— Start —

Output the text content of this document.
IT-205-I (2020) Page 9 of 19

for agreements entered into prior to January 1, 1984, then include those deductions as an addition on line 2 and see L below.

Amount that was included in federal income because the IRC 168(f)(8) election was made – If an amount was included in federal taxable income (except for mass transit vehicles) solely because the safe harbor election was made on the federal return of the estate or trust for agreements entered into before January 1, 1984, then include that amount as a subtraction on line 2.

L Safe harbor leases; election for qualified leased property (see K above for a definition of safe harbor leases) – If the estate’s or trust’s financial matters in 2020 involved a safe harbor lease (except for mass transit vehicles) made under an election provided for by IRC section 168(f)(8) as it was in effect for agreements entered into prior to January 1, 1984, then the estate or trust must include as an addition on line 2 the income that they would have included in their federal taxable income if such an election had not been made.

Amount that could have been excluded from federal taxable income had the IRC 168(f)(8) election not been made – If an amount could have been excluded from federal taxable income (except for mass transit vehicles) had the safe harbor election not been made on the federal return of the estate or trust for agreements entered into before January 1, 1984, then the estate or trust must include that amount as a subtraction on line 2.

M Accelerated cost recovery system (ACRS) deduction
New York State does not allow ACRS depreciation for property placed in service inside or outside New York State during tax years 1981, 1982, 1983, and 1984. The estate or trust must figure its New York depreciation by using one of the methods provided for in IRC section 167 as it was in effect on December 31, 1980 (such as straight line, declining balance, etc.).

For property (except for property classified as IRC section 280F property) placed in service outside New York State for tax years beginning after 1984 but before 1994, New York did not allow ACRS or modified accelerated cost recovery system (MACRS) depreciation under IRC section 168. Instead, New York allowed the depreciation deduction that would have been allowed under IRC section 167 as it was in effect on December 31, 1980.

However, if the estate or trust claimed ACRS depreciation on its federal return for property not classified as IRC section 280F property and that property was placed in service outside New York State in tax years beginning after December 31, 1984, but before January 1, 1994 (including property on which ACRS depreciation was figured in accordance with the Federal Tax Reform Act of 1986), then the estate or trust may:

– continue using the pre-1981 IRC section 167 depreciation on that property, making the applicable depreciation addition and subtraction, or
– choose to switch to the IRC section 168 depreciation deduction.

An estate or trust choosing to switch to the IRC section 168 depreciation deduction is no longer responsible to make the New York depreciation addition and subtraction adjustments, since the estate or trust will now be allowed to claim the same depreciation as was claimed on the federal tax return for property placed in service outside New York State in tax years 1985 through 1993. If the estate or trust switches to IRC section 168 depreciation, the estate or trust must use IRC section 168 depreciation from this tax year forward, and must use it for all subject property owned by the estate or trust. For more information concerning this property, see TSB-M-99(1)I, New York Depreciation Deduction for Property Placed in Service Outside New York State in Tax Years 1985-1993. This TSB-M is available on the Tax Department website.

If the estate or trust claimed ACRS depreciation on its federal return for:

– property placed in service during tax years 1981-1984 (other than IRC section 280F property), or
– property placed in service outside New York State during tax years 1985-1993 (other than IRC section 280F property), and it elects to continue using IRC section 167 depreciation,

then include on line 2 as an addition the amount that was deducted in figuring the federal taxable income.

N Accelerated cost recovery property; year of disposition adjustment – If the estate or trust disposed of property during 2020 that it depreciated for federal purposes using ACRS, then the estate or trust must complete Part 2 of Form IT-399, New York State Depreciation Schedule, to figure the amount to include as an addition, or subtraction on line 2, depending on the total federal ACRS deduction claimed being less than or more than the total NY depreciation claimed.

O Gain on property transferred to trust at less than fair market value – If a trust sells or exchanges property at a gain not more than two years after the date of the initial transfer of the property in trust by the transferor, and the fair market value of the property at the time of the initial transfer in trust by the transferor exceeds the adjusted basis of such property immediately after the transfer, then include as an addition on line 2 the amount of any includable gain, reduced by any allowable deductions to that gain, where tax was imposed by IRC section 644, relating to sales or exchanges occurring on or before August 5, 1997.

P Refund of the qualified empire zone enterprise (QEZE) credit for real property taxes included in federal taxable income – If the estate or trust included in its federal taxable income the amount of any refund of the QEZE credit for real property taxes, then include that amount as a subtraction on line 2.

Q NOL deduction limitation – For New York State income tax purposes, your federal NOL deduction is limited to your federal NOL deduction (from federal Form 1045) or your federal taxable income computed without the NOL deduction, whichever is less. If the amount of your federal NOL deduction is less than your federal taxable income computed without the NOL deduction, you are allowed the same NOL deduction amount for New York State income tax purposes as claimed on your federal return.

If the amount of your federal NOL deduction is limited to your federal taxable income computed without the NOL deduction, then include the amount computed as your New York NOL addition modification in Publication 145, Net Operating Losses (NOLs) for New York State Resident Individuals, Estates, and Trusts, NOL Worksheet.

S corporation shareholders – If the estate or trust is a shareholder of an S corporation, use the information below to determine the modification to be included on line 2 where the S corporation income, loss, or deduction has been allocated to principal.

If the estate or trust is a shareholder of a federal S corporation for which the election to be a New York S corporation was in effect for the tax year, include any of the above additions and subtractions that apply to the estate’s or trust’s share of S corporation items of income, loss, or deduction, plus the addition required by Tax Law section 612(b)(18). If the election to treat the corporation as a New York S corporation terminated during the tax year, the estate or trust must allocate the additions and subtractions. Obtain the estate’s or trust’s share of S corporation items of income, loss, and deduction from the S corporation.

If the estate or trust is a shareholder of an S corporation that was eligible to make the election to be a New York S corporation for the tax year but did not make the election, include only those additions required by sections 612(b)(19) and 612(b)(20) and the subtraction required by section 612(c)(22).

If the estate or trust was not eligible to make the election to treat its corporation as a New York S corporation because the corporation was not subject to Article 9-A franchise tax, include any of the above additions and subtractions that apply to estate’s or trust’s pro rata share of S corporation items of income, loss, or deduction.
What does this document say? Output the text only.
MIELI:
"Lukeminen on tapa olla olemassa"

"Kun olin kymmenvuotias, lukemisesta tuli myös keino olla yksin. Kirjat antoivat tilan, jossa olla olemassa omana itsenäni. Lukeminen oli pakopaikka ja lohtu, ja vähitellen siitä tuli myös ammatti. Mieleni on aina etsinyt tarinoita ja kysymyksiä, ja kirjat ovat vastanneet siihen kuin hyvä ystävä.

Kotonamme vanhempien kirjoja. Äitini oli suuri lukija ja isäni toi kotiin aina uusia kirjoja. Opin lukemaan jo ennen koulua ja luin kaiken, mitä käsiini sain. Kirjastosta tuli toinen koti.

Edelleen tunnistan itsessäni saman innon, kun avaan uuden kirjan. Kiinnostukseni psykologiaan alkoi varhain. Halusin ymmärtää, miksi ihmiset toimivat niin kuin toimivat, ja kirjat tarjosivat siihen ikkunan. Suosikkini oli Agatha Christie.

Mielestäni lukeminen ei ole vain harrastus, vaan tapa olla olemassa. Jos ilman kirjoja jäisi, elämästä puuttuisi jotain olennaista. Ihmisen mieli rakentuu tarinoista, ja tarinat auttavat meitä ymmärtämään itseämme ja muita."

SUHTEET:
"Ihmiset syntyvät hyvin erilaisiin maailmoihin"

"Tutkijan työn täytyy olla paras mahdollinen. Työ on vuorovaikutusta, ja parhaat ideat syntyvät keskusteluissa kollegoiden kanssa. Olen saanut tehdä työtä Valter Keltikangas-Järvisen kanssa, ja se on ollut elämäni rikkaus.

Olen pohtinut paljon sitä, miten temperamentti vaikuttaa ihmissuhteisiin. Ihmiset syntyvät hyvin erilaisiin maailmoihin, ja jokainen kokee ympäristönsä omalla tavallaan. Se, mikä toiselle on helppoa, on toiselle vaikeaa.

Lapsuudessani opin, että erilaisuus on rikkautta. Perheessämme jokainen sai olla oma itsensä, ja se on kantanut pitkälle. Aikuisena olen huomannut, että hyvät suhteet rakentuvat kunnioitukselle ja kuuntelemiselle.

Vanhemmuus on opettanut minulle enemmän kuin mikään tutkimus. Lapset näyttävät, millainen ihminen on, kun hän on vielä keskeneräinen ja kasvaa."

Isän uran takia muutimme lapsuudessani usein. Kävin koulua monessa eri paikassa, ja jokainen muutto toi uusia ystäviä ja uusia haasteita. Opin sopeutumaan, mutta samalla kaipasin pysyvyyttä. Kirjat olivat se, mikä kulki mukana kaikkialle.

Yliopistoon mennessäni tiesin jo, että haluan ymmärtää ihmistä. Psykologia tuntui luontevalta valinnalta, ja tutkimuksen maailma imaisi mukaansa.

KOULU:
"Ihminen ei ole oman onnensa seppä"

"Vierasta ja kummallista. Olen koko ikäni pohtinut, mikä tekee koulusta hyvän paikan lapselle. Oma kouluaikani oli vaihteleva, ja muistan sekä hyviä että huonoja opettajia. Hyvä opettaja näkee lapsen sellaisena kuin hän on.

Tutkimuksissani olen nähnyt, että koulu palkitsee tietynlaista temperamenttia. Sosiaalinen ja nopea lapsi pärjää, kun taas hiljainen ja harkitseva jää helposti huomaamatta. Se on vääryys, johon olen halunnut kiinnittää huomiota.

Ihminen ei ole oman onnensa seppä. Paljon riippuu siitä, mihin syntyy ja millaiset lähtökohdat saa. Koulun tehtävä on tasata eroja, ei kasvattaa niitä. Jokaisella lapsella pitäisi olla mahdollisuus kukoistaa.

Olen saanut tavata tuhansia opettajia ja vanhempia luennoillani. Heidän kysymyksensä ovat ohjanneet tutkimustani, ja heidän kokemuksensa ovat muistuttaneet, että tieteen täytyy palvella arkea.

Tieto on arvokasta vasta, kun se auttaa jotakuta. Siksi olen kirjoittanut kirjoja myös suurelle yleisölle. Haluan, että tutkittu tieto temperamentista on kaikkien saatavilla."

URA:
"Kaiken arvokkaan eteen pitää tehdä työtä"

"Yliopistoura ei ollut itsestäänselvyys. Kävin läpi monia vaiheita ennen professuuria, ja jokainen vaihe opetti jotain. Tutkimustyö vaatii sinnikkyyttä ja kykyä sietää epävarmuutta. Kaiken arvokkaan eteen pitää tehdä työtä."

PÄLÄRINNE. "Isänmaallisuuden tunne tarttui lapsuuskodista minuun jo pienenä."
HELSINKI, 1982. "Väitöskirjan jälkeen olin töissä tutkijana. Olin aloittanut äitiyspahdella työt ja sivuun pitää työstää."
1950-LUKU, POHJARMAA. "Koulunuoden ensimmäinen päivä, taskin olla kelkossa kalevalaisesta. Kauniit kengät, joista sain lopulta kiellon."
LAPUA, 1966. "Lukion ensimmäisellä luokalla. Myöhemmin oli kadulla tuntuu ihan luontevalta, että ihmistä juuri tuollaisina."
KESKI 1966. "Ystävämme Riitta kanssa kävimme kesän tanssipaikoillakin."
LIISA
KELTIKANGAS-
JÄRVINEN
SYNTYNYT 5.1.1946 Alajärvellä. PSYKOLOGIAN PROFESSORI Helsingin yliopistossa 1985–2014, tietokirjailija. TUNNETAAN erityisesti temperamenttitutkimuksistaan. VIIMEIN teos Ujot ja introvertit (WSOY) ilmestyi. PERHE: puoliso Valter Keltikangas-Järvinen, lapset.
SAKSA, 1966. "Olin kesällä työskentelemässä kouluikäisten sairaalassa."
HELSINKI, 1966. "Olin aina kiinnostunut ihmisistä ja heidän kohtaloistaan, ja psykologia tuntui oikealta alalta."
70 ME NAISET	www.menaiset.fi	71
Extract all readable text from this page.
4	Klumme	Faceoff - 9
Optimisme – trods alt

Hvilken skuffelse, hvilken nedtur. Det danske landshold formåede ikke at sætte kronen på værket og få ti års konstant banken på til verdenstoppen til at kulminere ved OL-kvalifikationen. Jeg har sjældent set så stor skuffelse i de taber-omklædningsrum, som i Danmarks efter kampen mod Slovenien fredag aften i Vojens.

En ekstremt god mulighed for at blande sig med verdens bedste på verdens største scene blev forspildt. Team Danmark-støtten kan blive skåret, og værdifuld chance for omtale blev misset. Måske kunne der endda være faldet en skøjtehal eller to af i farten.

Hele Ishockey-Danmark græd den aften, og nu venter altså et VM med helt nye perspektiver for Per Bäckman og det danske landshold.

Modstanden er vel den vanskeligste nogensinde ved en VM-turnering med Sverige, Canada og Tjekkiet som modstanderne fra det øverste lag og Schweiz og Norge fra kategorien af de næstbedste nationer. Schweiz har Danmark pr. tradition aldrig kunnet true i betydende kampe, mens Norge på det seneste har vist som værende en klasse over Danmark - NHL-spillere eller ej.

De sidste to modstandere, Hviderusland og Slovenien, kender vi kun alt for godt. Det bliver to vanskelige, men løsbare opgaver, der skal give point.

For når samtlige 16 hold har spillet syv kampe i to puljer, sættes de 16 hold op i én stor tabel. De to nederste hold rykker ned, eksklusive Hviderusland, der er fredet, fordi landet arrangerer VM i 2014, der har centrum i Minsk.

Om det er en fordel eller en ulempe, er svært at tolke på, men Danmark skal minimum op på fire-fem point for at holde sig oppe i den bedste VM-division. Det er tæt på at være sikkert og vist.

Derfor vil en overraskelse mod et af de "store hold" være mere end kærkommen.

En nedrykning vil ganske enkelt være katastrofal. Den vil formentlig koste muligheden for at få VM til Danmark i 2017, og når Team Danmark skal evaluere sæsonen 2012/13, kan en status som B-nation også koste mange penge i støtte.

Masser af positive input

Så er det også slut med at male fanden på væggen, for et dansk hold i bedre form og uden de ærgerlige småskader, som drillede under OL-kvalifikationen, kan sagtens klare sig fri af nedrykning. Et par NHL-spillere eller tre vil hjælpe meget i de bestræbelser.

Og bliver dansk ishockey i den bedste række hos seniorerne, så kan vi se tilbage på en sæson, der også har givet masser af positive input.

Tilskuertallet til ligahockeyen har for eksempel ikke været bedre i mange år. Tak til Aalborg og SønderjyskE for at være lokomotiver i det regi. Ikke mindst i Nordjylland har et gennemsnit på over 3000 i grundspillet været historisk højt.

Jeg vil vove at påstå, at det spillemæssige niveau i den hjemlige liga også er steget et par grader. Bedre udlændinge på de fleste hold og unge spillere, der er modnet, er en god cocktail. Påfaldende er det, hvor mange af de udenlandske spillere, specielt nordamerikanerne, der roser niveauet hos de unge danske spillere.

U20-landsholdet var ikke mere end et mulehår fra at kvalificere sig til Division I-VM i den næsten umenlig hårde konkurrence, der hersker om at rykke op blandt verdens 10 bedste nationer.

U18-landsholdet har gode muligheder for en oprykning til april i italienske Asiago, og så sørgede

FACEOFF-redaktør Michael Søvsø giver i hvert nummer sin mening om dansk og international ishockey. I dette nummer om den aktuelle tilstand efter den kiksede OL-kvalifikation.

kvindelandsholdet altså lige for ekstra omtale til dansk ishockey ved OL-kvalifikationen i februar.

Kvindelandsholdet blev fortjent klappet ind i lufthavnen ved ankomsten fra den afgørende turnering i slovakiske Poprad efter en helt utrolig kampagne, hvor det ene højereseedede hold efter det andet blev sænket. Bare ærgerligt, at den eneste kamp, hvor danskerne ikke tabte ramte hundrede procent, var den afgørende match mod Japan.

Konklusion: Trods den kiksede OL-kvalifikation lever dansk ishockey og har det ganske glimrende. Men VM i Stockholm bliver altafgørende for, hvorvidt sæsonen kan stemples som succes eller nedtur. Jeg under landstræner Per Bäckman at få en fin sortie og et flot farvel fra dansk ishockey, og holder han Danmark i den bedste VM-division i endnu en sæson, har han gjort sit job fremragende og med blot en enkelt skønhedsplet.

— End —

Pick out lines containing the word "only", each one as written.

If the estate or trust is a shareholder of an S corporation that was eligible to make the election to be a New York S corporation for the tax year but did not make the election, include only those additions required by sections 612(b)(19) and 612(b)(20) and the subtraction required by section 612(c)(22).
What does this document say? Output the text only.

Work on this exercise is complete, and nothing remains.